_Stated task_
Write out each line word for word. Drop pictures.

Data excerpts
--------

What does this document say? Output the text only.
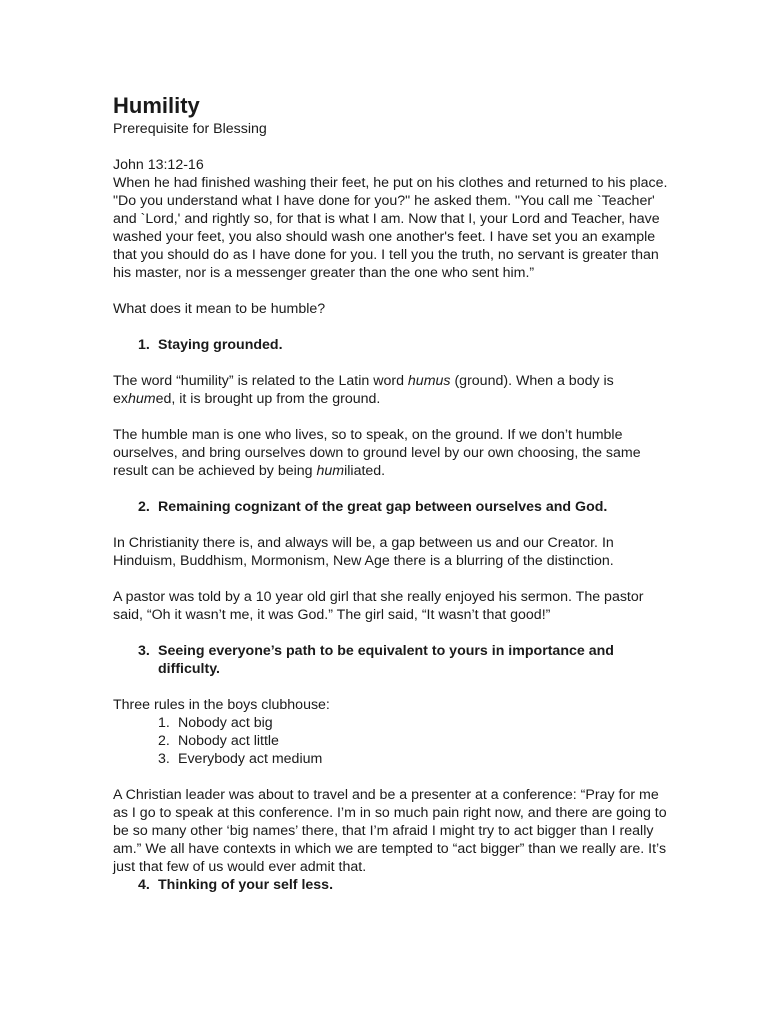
Humility
Prerequisite for Blessing
John 13:12-16

When he had finished washing their feet, he put on his clothes and returned to his place. "Do you understand what I have done for you?" he asked them. "You call me `Teacher' and `Lord,' and rightly so, for that is what I am. Now that I, your Lord and Teacher, have washed your feet, you also should wash one another's feet. I have set you an example that you should do as I have done for you. I tell you the truth, no servant is greater than his master, nor is a messenger greater than the one who sent him.”

What does it mean to be humble?

1. Staying grounded.

The word “humility” is related to the Latin word humus (ground). When a body is exhumed, it is brought up from the ground.

The humble man is one who lives, so to speak, on the ground. If we don’t humble ourselves, and bring ourselves down to ground level by our own choosing, the same result can be achieved by being humiliated.

2. Remaining cognizant of the great gap between ourselves and God.

In Christianity there is, and always will be, a gap between us and our Creator. In Hinduism, Buddhism, Mormonism, New Age there is a blurring of the distinction.

A pastor was told by a 10 year old girl that she really enjoyed his sermon. The pastor said, “Oh it wasn’t me, it was God.” The girl said, “It wasn’t that good!”

3. Seeing everyone’s path to be equivalent to yours in importance and difficulty.
Three rules in the boys clubhouse:
1. Nobody act big
2. Nobody act little
3. Everybody act medium

A Christian leader was about to travel and be a presenter at a conference: “Pray for me as I go to speak at this conference. I’m in so much pain right now, and there are going to be so many other ‘big names’ there, that I’m afraid I might try to act bigger than I really am.” We all have contexts in which we are tempted to “act bigger” than we really are. It’s just that few of us would ever admit that.

4. Thinking of your self less.
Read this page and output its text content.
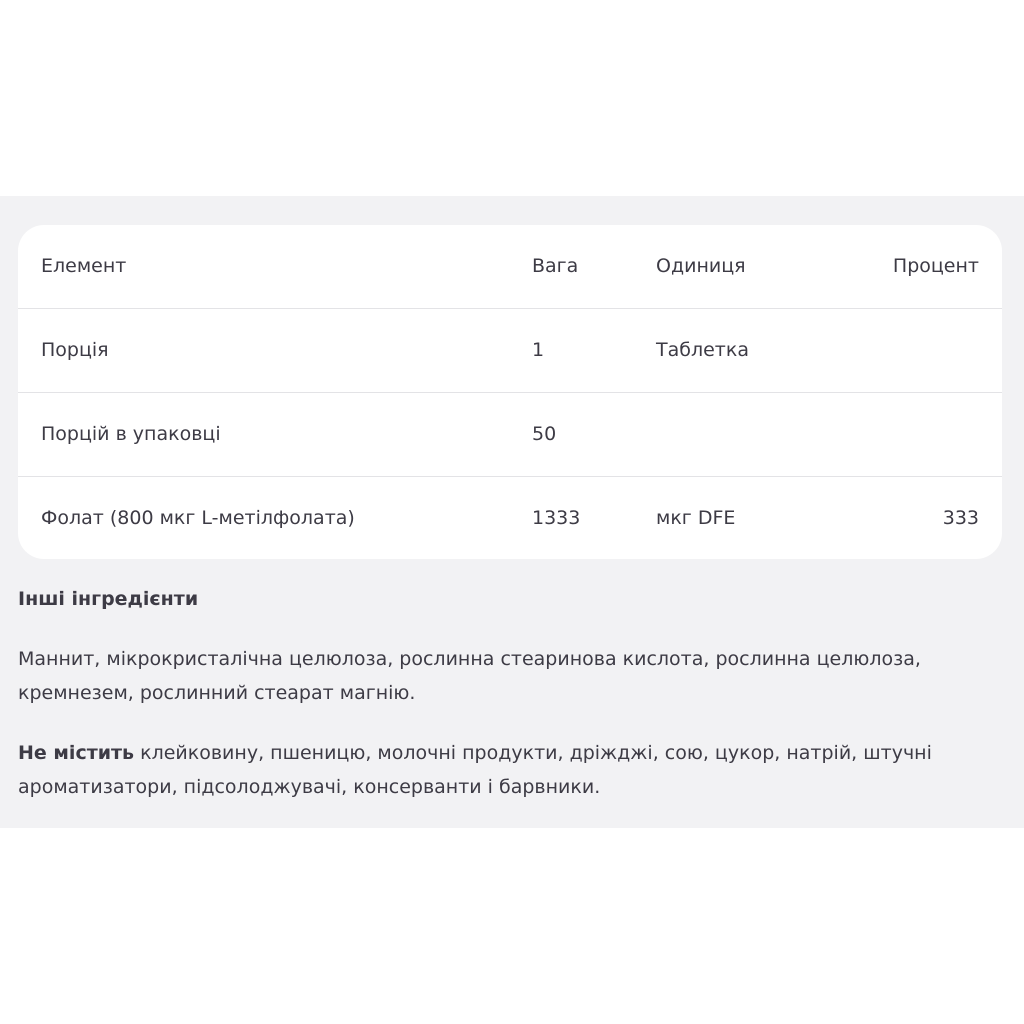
Елемент	Вага	Одиниця	Процент
Порція	1	Таблетка
Порцій в упаковці	50
Фолат (800 мкг L-метілфолата)	1333	мкг DFE	333
Інші інгредієнти
Маннит, мікрокристалічна целюлоза, рослинна стеаринова кислота, рослинна целюлоза, кремнезем, рослинний стеарат магнію.
Не містить клейковину, пшеницю, молочні продукти, дріжджі, сою, цукор, натрій, штучні ароматизатори, підсолоджувачі, консерванти і барвники.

--------

_Answer for this exercise_
What does this document say? Output the text only.
Humility
Prerequisite for Blessing
John 13:12-16

When he had finished washing their feet, he put on his clothes and returned to his place. "Do you understand what I have done for you?" he asked them. "You call me `Teacher' and `Lord,' and rightly so, for that is what I am. Now that I, your Lord and Teacher, have washed your feet, you also should wash one another's feet. I have set you an example that you should do as I have done for you. I tell you the truth, no servant is greater than his master, nor is a messenger greater than the one who sent him.”

What does it mean to be humble?

1. Staying grounded.

The word “humility” is related to the Latin word humus (ground). When a body is exhumed, it is brought up from the ground.

The humble man is one who lives, so to speak, on the ground. If we don’t humble ourselves, and bring ourselves down to ground level by our own choosing, the same result can be achieved by being humiliated.

2. Remaining cognizant of the great gap between ourselves and God.

In Christianity there is, and always will be, a gap between us and our Creator. In Hinduism, Buddhism, Mormonism, New Age there is a blurring of the distinction.

A pastor was told by a 10 year old girl that she really enjoyed his sermon. The pastor said, “Oh it wasn’t me, it was God.” The girl said, “It wasn’t that good!”

3. Seeing everyone’s path to be equivalent to yours in importance and difficulty.
Three rules in the boys clubhouse:
1. Nobody act big
2. Nobody act little
3. Everybody act medium

A Christian leader was about to travel and be a presenter at a conference: “Pray for me as I go to speak at this conference. I’m in so much pain right now, and there are going to be so many other ‘big names’ there, that I’m afraid I might try to act bigger than I really am.” We all have contexts in which we are tempted to “act bigger” than we really are. It’s just that few of us would ever admit that.

4. Thinking of your self less.
Read this page and output its text content.
Елемент	Вага	Одиниця	Процент
Порція	1	Таблетка
Порцій в упаковці	50
Фолат (800 мкг L-метілфолата)	1333	мкг DFE	333
Інші інгредієнти
Маннит, мікрокристалічна целюлоза, рослинна стеаринова кислота, рослинна целюлоза, кремнезем, рослинний стеарат магнію.
Не містить клейковину, пшеницю, молочні продукти, дріжджі, сою, цукор, натрій, штучні ароматизатори, підсолоджувачі, консерванти і барвники.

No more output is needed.